Records for the task.

----

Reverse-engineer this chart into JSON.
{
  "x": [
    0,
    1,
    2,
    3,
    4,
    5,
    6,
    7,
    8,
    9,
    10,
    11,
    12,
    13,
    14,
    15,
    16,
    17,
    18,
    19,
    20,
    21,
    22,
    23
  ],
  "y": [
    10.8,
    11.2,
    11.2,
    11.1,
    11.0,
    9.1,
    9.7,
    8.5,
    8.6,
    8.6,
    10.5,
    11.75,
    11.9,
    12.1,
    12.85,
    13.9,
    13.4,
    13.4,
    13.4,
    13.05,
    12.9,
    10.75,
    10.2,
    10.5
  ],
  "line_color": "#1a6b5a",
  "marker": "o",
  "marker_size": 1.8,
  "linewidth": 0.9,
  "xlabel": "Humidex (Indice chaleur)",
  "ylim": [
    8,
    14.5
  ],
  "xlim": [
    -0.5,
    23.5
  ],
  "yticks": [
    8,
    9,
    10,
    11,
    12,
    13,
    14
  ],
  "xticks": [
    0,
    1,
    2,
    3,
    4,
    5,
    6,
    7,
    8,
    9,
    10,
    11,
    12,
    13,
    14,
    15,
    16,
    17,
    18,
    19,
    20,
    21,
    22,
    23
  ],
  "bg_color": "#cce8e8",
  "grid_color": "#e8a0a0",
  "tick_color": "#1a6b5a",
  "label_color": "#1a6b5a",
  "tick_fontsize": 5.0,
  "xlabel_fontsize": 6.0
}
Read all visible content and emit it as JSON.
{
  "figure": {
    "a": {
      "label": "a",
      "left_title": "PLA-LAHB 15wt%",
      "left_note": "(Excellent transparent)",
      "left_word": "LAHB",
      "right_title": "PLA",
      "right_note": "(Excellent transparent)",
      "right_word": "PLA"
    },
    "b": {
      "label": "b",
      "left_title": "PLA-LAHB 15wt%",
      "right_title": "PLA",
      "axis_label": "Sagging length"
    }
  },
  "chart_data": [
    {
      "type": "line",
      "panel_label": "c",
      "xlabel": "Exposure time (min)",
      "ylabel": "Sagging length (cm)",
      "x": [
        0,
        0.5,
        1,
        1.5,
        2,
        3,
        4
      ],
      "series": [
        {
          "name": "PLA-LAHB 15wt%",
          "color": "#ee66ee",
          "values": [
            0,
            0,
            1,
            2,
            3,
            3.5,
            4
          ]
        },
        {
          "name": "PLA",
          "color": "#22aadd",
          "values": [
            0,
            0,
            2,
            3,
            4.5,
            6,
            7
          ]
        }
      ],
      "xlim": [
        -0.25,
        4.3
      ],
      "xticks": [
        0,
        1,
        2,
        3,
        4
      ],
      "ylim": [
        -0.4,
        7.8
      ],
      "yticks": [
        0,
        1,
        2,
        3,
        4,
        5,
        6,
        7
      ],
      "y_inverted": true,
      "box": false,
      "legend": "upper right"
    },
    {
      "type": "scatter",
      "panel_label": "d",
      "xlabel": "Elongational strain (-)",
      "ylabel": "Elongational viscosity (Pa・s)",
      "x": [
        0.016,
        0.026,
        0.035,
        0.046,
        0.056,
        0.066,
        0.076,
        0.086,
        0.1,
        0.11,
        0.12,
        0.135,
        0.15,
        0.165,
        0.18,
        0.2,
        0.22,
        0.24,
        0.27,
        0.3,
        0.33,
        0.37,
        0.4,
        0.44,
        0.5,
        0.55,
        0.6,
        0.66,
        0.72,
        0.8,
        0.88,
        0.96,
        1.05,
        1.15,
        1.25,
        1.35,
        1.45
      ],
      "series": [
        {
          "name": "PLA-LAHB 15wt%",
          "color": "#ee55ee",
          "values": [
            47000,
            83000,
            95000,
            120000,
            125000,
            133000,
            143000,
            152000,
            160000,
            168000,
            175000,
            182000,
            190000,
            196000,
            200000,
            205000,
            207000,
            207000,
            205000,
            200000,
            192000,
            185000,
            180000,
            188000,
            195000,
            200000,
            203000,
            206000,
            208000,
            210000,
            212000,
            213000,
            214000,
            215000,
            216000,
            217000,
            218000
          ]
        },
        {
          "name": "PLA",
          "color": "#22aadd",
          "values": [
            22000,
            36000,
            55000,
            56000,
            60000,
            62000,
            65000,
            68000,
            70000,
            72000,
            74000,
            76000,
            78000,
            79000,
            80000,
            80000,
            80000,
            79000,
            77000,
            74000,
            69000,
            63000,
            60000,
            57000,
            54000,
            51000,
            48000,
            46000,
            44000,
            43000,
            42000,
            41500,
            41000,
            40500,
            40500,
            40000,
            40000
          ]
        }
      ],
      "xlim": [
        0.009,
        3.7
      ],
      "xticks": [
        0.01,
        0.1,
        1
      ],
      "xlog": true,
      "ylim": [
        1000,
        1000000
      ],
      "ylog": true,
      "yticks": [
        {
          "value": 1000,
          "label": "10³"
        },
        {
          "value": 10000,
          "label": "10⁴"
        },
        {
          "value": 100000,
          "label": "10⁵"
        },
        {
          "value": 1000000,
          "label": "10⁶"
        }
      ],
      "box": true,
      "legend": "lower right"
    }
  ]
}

----

Exercise goal. Retype all of the material above with every character intact.

Solution to the problem.
Reverse-engineer this chart into JSON.
{
  "x": [
    0,
    1,
    2,
    3,
    4,
    5,
    6,
    7,
    8,
    9,
    10,
    11,
    12,
    13,
    14,
    15,
    16,
    17,
    18,
    19,
    20,
    21,
    22,
    23
  ],
  "y": [
    10.8,
    11.2,
    11.2,
    11.1,
    11.0,
    9.1,
    9.7,
    8.5,
    8.6,
    8.6,
    10.5,
    11.75,
    11.9,
    12.1,
    12.85,
    13.9,
    13.4,
    13.4,
    13.4,
    13.05,
    12.9,
    10.75,
    10.2,
    10.5
  ],
  "line_color": "#1a6b5a",
  "marker": "o",
  "marker_size": 1.8,
  "linewidth": 0.9,
  "xlabel": "Humidex (Indice chaleur)",
  "ylim": [
    8,
    14.5
  ],
  "xlim": [
    -0.5,
    23.5
  ],
  "yticks": [
    8,
    9,
    10,
    11,
    12,
    13,
    14
  ],
  "xticks": [
    0,
    1,
    2,
    3,
    4,
    5,
    6,
    7,
    8,
    9,
    10,
    11,
    12,
    13,
    14,
    15,
    16,
    17,
    18,
    19,
    20,
    21,
    22,
    23
  ],
  "bg_color": "#cce8e8",
  "grid_color": "#e8a0a0",
  "tick_color": "#1a6b5a",
  "label_color": "#1a6b5a",
  "tick_fontsize": 5.0,
  "xlabel_fontsize": 6.0
}
Read all visible content and emit it as JSON.
{
  "figure": {
    "a": {
      "label": "a",
      "left_title": "PLA-LAHB 15wt%",
      "left_note": "(Excellent transparent)",
      "left_word": "LAHB",
      "right_title": "PLA",
      "right_note": "(Excellent transparent)",
      "right_word": "PLA"
    },
    "b": {
      "label": "b",
      "left_title": "PLA-LAHB 15wt%",
      "right_title": "PLA",
      "axis_label": "Sagging length"
    }
  },
  "chart_data": [
    {
      "type": "line",
      "panel_label": "c",
      "xlabel": "Exposure time (min)",
      "ylabel": "Sagging length (cm)",
      "x": [
        0,
        0.5,
        1,
        1.5,
        2,
        3,
        4
      ],
      "series": [
        {
          "name": "PLA-LAHB 15wt%",
          "color": "#ee66ee",
          "values": [
            0,
            0,
            1,
            2,
            3,
            3.5,
            4
          ]
        },
        {
          "name": "PLA",
          "color": "#22aadd",
          "values": [
            0,
            0,
            2,
            3,
            4.5,
            6,
            7
          ]
        }
      ],
      "xlim": [
        -0.25,
        4.3
      ],
      "xticks": [
        0,
        1,
        2,
        3,
        4
      ],
      "ylim": [
        -0.4,
        7.8
      ],
      "yticks": [
        0,
        1,
        2,
        3,
        4,
        5,
        6,
        7
      ],
      "y_inverted": true,
      "box": false,
      "legend": "upper right"
    },
    {
      "type": "scatter",
      "panel_label": "d",
      "xlabel": "Elongational strain (-)",
      "ylabel": "Elongational viscosity (Pa・s)",
      "x": [
        0.016,
        0.026,
        0.035,
        0.046,
        0.056,
        0.066,
        0.076,
        0.086,
        0.1,
        0.11,
        0.12,
        0.135,
        0.15,
        0.165,
        0.18,
        0.2,
        0.22,
        0.24,
        0.27,
        0.3,
        0.33,
        0.37,
        0.4,
        0.44,
        0.5,
        0.55,
        0.6,
        0.66,
        0.72,
        0.8,
        0.88,
        0.96,
        1.05,
        1.15,
        1.25,
        1.35,
        1.45
      ],
      "series": [
        {
          "name": "PLA-LAHB 15wt%",
          "color": "#ee55ee",
          "values": [
            47000,
            83000,
            95000,
            120000,
            125000,
            133000,
            143000,
            152000,
            160000,
            168000,
            175000,
            182000,
            190000,
            196000,
            200000,
            205000,
            207000,
            207000,
            205000,
            200000,
            192000,
            185000,
            180000,
            188000,
            195000,
            200000,
            203000,
            206000,
            208000,
            210000,
            212000,
            213000,
            214000,
            215000,
            216000,
            217000,
            218000
          ]
        },
        {
          "name": "PLA",
          "color": "#22aadd",
          "values": [
            22000,
            36000,
            55000,
            56000,
            60000,
            62000,
            65000,
            68000,
            70000,
            72000,
            74000,
            76000,
            78000,
            79000,
            80000,
            80000,
            80000,
            79000,
            77000,
            74000,
            69000,
            63000,
            60000,
            57000,
            54000,
            51000,
            48000,
            46000,
            44000,
            43000,
            42000,
            41500,
            41000,
            40500,
            40500,
            40000,
            40000
          ]
        }
      ],
      "xlim": [
        0.009,
        3.7
      ],
      "xticks": [
        0.01,
        0.1,
        1
      ],
      "xlog": true,
      "ylim": [
        1000,
        1000000
      ],
      "ylog": true,
      "yticks": [
        {
          "value": 1000,
          "label": "10³"
        },
        {
          "value": 10000,
          "label": "10⁴"
        },
        {
          "value": 100000,
          "label": "10⁵"
        },
        {
          "value": 1000000,
          "label": "10⁶"
        }
      ],
      "box": true,
      "legend": "lower right"
    }
  ]
}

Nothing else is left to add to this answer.